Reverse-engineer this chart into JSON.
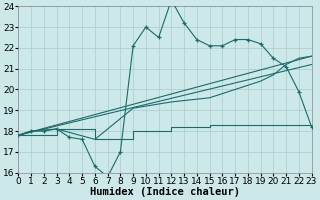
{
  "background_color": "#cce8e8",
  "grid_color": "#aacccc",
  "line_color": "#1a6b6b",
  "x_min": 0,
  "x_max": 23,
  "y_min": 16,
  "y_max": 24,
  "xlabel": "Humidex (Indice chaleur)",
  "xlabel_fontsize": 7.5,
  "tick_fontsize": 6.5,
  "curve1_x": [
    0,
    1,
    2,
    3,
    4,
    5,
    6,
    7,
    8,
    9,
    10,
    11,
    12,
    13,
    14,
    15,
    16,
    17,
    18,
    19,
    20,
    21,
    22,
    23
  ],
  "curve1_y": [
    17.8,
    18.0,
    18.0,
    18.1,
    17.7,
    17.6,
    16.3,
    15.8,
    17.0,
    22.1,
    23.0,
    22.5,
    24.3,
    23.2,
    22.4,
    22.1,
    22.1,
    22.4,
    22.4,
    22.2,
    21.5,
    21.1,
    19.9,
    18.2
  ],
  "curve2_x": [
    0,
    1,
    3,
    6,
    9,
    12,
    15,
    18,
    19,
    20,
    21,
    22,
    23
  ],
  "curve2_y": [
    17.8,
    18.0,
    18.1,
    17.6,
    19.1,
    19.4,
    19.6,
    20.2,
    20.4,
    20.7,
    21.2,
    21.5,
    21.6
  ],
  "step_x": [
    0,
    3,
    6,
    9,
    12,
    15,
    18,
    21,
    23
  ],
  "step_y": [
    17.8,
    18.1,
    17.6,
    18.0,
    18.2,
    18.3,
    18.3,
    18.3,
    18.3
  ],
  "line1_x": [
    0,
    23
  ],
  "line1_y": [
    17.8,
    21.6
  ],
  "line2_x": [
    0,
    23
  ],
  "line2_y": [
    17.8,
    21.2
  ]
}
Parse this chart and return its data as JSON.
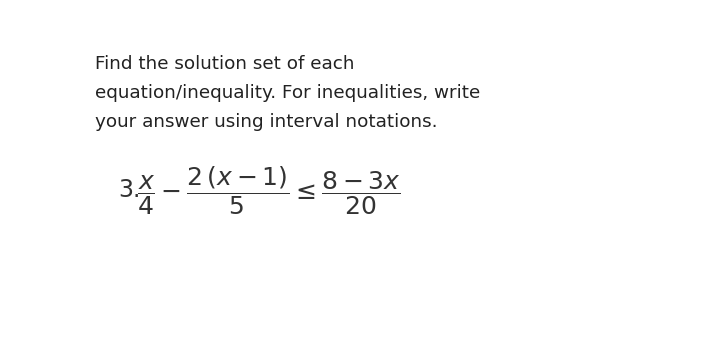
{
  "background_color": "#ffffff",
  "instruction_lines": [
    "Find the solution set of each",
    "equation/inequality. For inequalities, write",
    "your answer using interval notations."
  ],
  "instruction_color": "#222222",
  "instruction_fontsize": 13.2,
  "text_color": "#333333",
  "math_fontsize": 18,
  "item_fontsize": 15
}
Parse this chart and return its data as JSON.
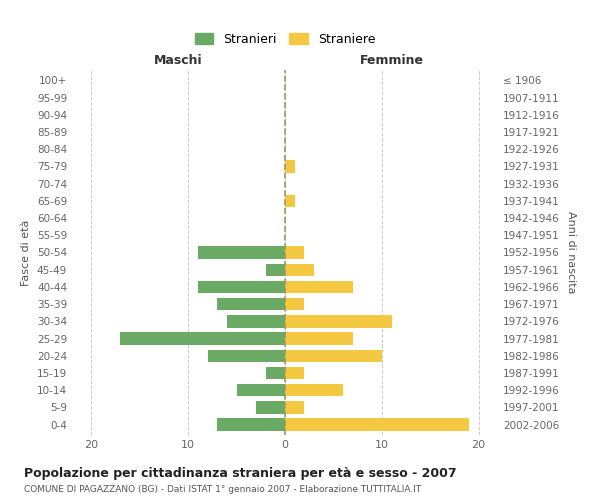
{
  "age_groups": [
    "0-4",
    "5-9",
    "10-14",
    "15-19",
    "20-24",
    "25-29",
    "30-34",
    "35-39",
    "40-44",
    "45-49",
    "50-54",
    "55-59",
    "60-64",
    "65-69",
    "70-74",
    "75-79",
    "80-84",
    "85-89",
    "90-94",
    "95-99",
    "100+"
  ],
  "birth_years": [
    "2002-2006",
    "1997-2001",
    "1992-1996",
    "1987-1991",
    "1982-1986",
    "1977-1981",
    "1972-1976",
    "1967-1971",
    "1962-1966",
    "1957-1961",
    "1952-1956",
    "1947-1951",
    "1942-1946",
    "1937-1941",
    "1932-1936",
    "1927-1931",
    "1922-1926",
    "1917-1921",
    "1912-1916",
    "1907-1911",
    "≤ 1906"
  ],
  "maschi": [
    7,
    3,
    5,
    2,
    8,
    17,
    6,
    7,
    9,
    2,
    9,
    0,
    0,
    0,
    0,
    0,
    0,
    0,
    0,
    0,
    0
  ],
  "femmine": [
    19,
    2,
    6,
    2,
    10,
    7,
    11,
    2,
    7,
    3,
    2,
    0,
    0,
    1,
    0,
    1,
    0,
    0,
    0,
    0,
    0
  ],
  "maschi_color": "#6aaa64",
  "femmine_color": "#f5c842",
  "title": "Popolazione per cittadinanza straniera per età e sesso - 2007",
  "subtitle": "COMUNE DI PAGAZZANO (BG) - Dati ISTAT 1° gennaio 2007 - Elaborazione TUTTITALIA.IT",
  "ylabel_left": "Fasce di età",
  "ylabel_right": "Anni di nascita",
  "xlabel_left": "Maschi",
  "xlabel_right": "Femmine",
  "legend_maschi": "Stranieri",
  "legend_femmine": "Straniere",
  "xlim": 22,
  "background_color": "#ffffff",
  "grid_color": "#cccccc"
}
■ ■ ■
Reproduce every record word for word. The copy must contain no pictures.

Exercise answer
Reverse-engineer this chart into JSON.
{
  "background_color": "#cce8e8",
  "grid_color": "#aacccc",
  "line_color": "#1a6b6b",
  "x_min": 0,
  "x_max": 23,
  "y_min": 16,
  "y_max": 24,
  "xlabel": "Humidex (Indice chaleur)",
  "xlabel_fontsize": 7.5,
  "tick_fontsize": 6.5,
  "curve1_x": [
    0,
    1,
    2,
    3,
    4,
    5,
    6,
    7,
    8,
    9,
    10,
    11,
    12,
    13,
    14,
    15,
    16,
    17,
    18,
    19,
    20,
    21,
    22,
    23
  ],
  "curve1_y": [
    17.8,
    18.0,
    18.0,
    18.1,
    17.7,
    17.6,
    16.3,
    15.8,
    17.0,
    22.1,
    23.0,
    22.5,
    24.3,
    23.2,
    22.4,
    22.1,
    22.1,
    22.4,
    22.4,
    22.2,
    21.5,
    21.1,
    19.9,
    18.2
  ],
  "curve2_x": [
    0,
    1,
    3,
    6,
    9,
    12,
    15,
    18,
    19,
    20,
    21,
    22,
    23
  ],
  "curve2_y": [
    17.8,
    18.0,
    18.1,
    17.6,
    19.1,
    19.4,
    19.6,
    20.2,
    20.4,
    20.7,
    21.2,
    21.5,
    21.6
  ],
  "step_x": [
    0,
    3,
    6,
    9,
    12,
    15,
    18,
    21,
    23
  ],
  "step_y": [
    17.8,
    18.1,
    17.6,
    18.0,
    18.2,
    18.3,
    18.3,
    18.3,
    18.3
  ],
  "line1_x": [
    0,
    23
  ],
  "line1_y": [
    17.8,
    21.6
  ],
  "line2_x": [
    0,
    23
  ],
  "line2_y": [
    17.8,
    21.2
  ]
}
Parse this chart and return its data as JSON.
{
  "background_color": "#ffffff",
  "instruction_lines": [
    "Find the solution set of each",
    "equation/inequality. For inequalities, write",
    "your answer using interval notations."
  ],
  "instruction_color": "#222222",
  "instruction_fontsize": 13.2,
  "text_color": "#333333",
  "math_fontsize": 18,
  "item_fontsize": 15
}
Parse this chart and return its data as JSON.
{
  "age_groups": [
    "0-4",
    "5-9",
    "10-14",
    "15-19",
    "20-24",
    "25-29",
    "30-34",
    "35-39",
    "40-44",
    "45-49",
    "50-54",
    "55-59",
    "60-64",
    "65-69",
    "70-74",
    "75-79",
    "80-84",
    "85-89",
    "90-94",
    "95-99",
    "100+"
  ],
  "birth_years": [
    "2002-2006",
    "1997-2001",
    "1992-1996",
    "1987-1991",
    "1982-1986",
    "1977-1981",
    "1972-1976",
    "1967-1971",
    "1962-1966",
    "1957-1961",
    "1952-1956",
    "1947-1951",
    "1942-1946",
    "1937-1941",
    "1932-1936",
    "1927-1931",
    "1922-1926",
    "1917-1921",
    "1912-1916",
    "1907-1911",
    "≤ 1906"
  ],
  "maschi": [
    7,
    3,
    5,
    2,
    8,
    17,
    6,
    7,
    9,
    2,
    9,
    0,
    0,
    0,
    0,
    0,
    0,
    0,
    0,
    0,
    0
  ],
  "femmine": [
    19,
    2,
    6,
    2,
    10,
    7,
    11,
    2,
    7,
    3,
    2,
    0,
    0,
    1,
    0,
    1,
    0,
    0,
    0,
    0,
    0
  ],
  "maschi_color": "#6aaa64",
  "femmine_color": "#f5c842",
  "title": "Popolazione per cittadinanza straniera per età e sesso - 2007",
  "subtitle": "COMUNE DI PAGAZZANO (BG) - Dati ISTAT 1° gennaio 2007 - Elaborazione TUTTITALIA.IT",
  "ylabel_left": "Fasce di età",
  "ylabel_right": "Anni di nascita",
  "xlabel_left": "Maschi",
  "xlabel_right": "Femmine",
  "legend_maschi": "Stranieri",
  "legend_femmine": "Straniere",
  "xlim": 22,
  "background_color": "#ffffff",
  "grid_color": "#cccccc"
}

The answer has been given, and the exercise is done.